■ **Supplied information**

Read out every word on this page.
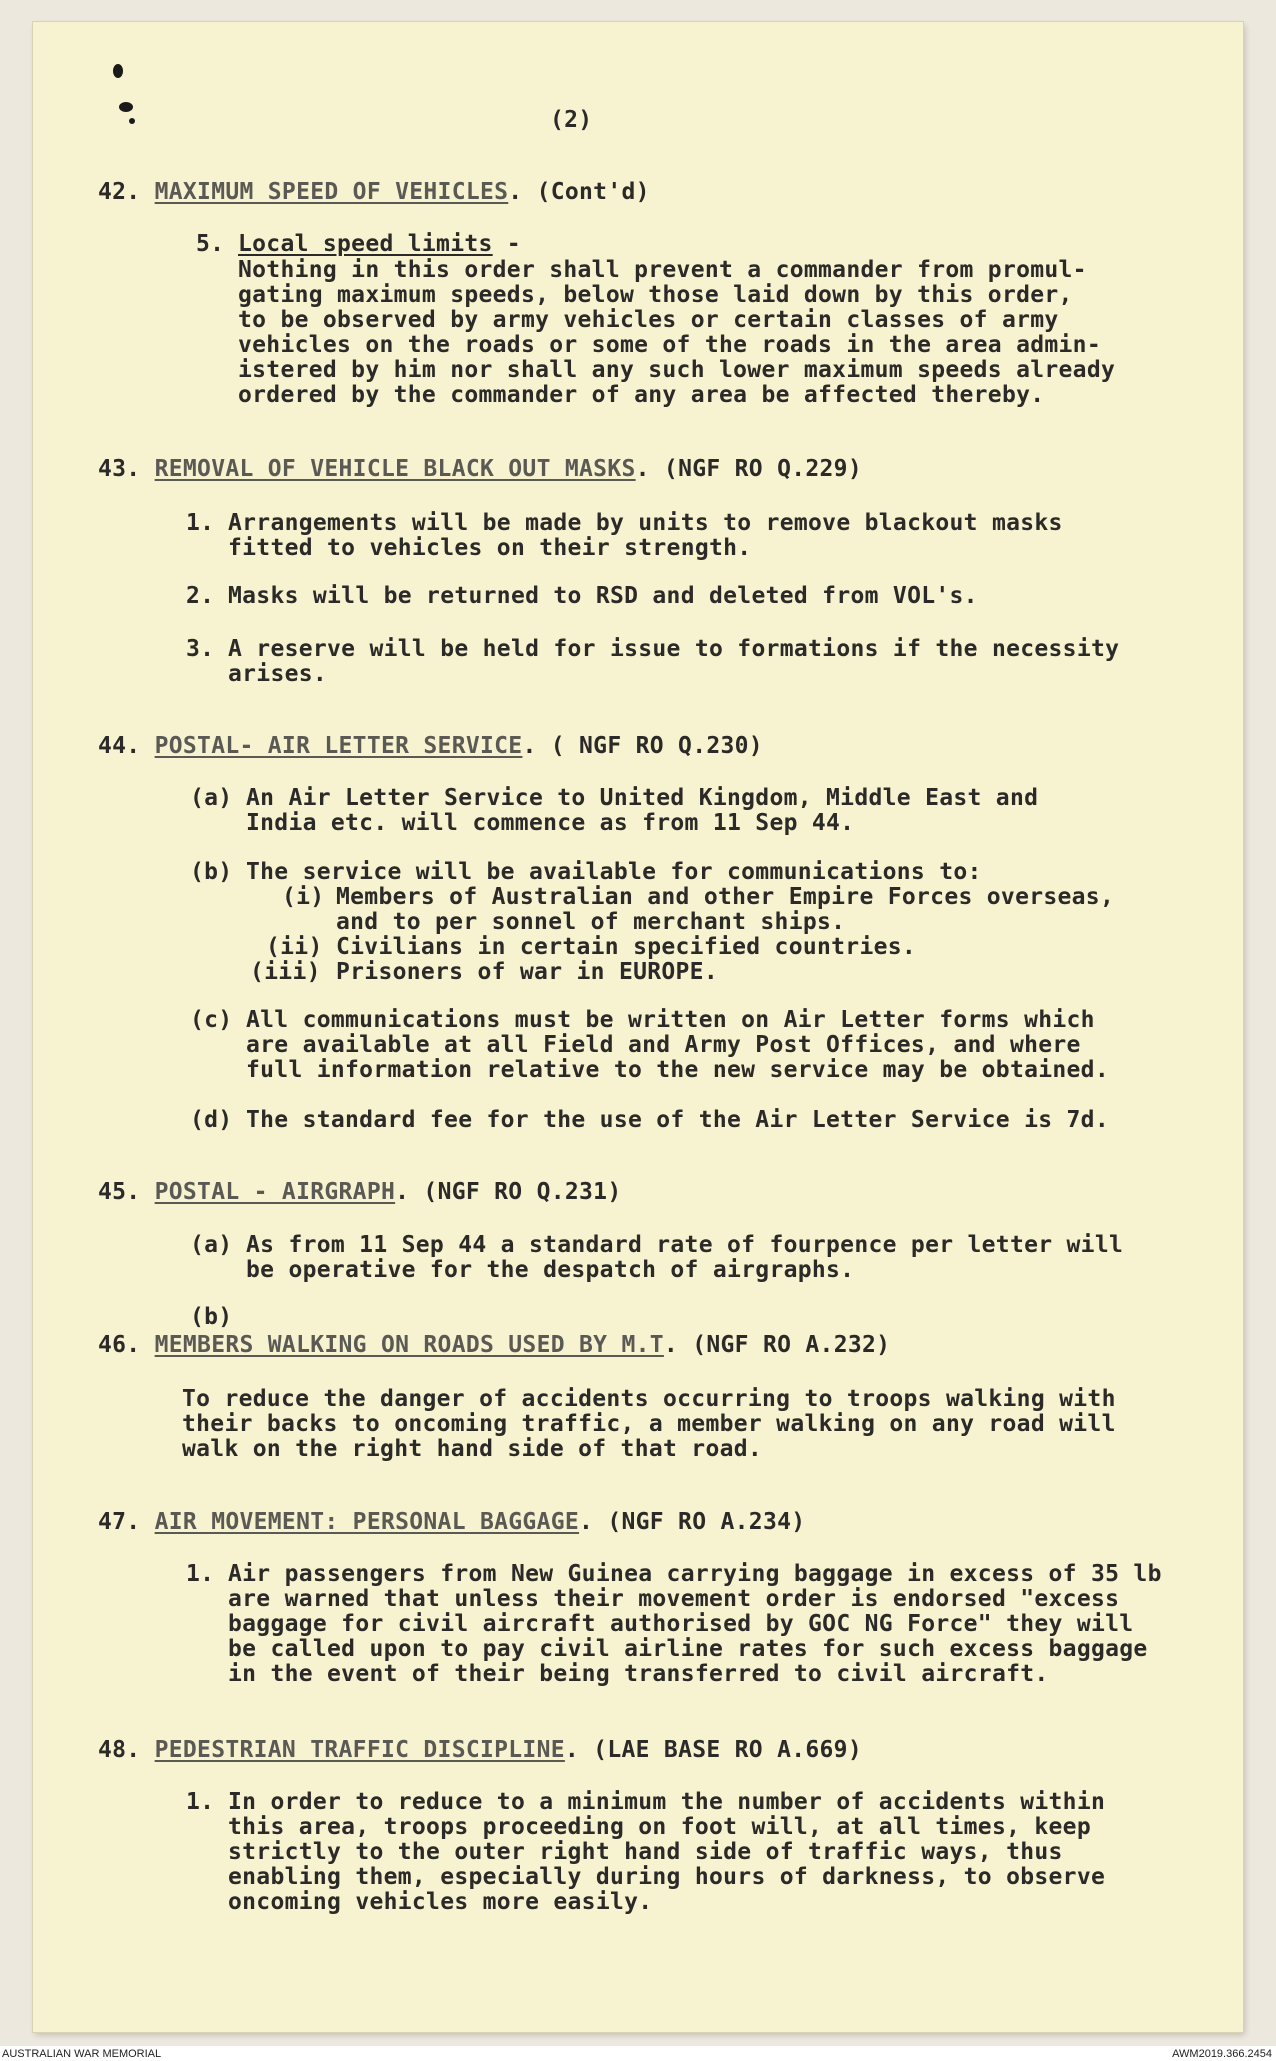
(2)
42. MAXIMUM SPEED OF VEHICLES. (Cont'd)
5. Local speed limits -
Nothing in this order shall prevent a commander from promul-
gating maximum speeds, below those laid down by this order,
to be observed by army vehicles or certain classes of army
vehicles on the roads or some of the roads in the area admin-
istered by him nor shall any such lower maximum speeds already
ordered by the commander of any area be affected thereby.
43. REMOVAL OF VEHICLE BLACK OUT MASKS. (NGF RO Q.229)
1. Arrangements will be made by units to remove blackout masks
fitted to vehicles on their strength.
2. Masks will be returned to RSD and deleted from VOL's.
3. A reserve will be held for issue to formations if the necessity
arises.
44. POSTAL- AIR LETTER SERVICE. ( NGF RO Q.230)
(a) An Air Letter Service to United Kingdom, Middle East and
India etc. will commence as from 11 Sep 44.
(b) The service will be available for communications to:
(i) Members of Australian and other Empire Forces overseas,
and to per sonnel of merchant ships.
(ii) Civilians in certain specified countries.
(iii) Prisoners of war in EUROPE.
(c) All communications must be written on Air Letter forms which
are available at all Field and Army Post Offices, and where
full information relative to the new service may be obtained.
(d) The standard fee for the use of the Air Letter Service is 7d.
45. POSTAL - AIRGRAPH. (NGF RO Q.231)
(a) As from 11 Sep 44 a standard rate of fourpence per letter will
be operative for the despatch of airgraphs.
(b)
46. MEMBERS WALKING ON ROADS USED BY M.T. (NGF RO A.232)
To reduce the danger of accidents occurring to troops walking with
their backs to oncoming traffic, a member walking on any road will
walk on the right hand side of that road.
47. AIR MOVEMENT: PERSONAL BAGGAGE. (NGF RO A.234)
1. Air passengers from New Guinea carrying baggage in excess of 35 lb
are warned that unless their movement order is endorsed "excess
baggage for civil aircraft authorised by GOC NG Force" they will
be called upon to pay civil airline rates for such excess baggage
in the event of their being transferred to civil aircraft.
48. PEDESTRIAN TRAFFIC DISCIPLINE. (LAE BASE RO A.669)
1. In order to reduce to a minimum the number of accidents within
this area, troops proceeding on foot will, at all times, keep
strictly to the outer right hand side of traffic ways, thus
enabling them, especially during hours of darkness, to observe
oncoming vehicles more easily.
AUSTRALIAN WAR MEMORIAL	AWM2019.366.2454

...

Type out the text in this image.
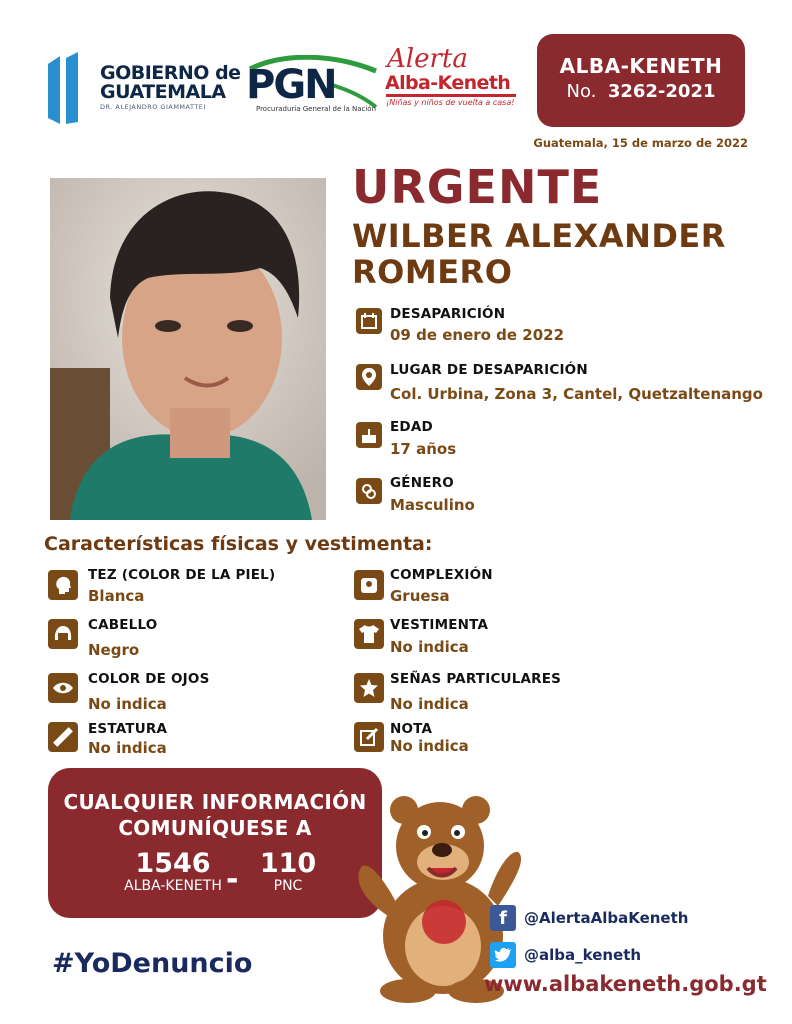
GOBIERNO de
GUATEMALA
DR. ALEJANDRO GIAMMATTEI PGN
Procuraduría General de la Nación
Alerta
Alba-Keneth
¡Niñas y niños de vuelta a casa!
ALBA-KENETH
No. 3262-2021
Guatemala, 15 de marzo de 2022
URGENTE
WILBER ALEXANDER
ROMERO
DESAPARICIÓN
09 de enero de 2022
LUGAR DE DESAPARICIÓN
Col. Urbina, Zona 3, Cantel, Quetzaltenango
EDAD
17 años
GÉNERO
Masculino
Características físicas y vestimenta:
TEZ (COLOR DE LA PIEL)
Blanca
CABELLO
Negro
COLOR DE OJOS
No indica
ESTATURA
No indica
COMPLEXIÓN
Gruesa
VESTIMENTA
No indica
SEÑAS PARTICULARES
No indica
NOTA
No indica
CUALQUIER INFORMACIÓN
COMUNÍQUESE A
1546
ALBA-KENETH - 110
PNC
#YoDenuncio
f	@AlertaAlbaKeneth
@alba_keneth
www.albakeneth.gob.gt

* * *

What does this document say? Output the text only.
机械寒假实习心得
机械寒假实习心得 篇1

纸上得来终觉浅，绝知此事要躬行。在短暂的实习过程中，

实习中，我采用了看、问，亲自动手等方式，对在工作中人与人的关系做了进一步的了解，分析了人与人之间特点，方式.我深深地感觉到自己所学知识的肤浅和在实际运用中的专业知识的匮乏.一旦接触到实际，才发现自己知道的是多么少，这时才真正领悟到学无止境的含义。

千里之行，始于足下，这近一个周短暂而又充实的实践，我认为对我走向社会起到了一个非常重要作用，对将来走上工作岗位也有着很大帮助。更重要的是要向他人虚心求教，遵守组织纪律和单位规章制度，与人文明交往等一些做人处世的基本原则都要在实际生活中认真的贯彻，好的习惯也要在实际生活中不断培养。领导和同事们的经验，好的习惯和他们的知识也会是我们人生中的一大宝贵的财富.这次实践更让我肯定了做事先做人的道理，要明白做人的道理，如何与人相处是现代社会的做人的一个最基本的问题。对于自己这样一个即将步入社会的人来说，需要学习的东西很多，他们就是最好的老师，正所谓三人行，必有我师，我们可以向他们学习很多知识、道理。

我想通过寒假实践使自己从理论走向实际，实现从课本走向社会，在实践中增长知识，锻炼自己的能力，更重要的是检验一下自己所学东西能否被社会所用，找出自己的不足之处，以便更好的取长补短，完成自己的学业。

■ **Written request**
Where a line of the material above holds the string "communications", copy that line.

■ **Expected answer**
(b) The service will be available for communications to:
(c) All communications must be written on Air Letter forms which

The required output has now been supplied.